### WHAT YOU SHOULD DO
Write out the entire listing below exactly, with the pictures left out.

### PROVIDED DATA
====================
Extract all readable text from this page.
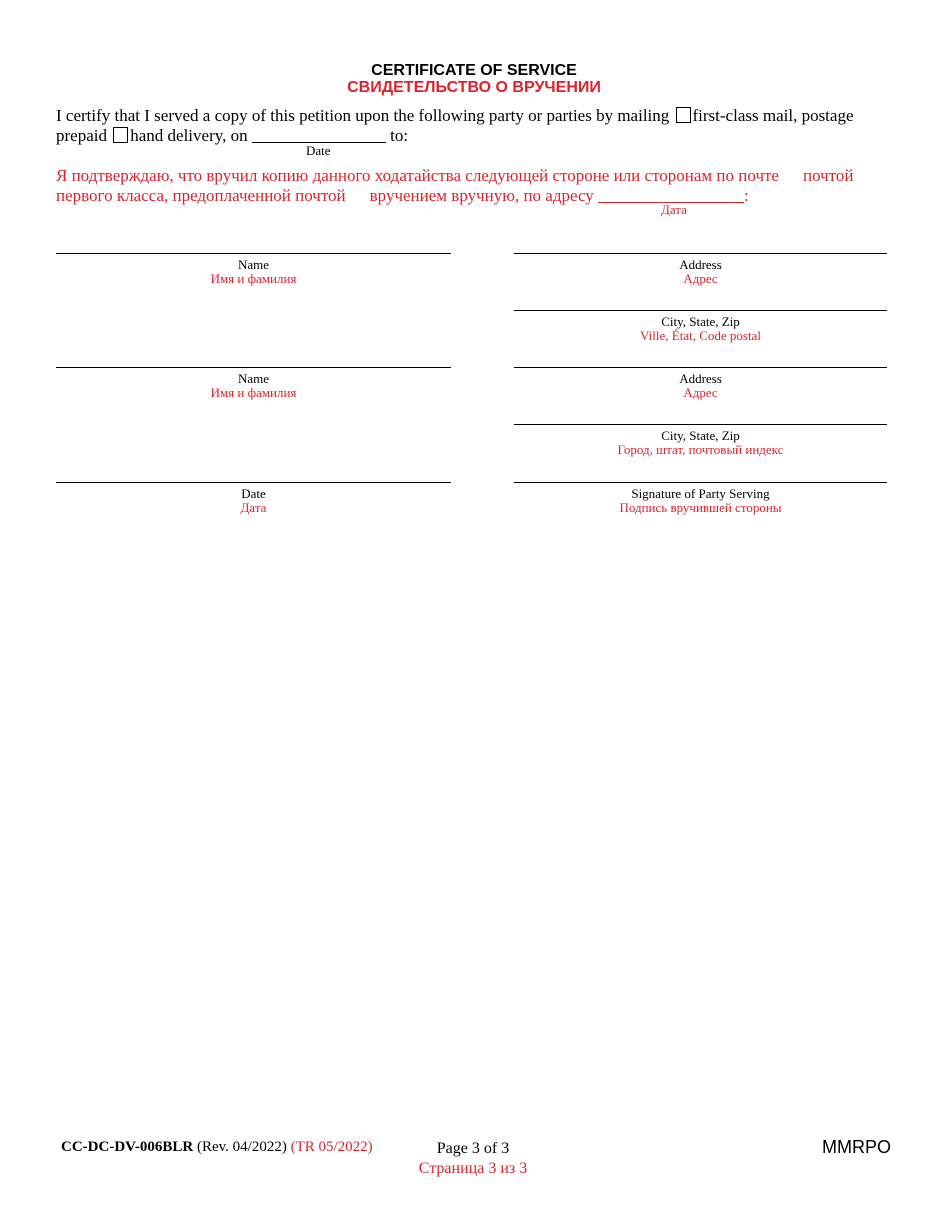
CERTIFICATE OF SERVICE
СВИДЕТЕЛЬСТВО О ВРУЧЕНИИ
I certify that I served a copy of this petition upon the following party or parties by mailing first-class mail, postage
prepaid hand delivery, on	to:
Date
Я подтверждаю, что вручил копию данного ходатайства следующей стороне или сторонам по почте почтой
первого класса, предоплаченной почтой вручением вручную, по адресу	:
Дата
Name
Имя и фамилия
Address
Адрес
City, State, Zip
Ville, État, Code postal
Name
Имя и фамилия
Address
Адрес
City, State, Zip
Город, штат, почтовый индекс
Date
Дата
Signature of Party Serving
Подпись вручившей стороны
CC-DC-DV-006BLR (Rev. 04/2022) (TR 05/2022)	Page 3 of 3
Страница 3 из 3
MMRPO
====================
### RESULT
Extract all readable text from this page.
CERTIFICATE OF SERVICE
СВИДЕТЕЛЬСТВО О ВРУЧЕНИИ
I certify that I served a copy of this petition upon the following party or parties by mailing first-class mail, postage
prepaid hand delivery, on	to:
Date
Я подтверждаю, что вручил копию данного ходатайства следующей стороне или сторонам по почте почтой
первого класса, предоплаченной почтой вручением вручную, по адресу	:
Дата
Name
Имя и фамилия
Address
Адрес
City, State, Zip
Ville, État, Code postal
Name
Имя и фамилия
Address
Адрес
City, State, Zip
Город, штат, почтовый индекс
Date
Дата
Signature of Party Serving
Подпись вручившей стороны
CC-DC-DV-006BLR (Rev. 04/2022) (TR 05/2022)	Page 3 of 3
Страница 3 из 3
MMRPO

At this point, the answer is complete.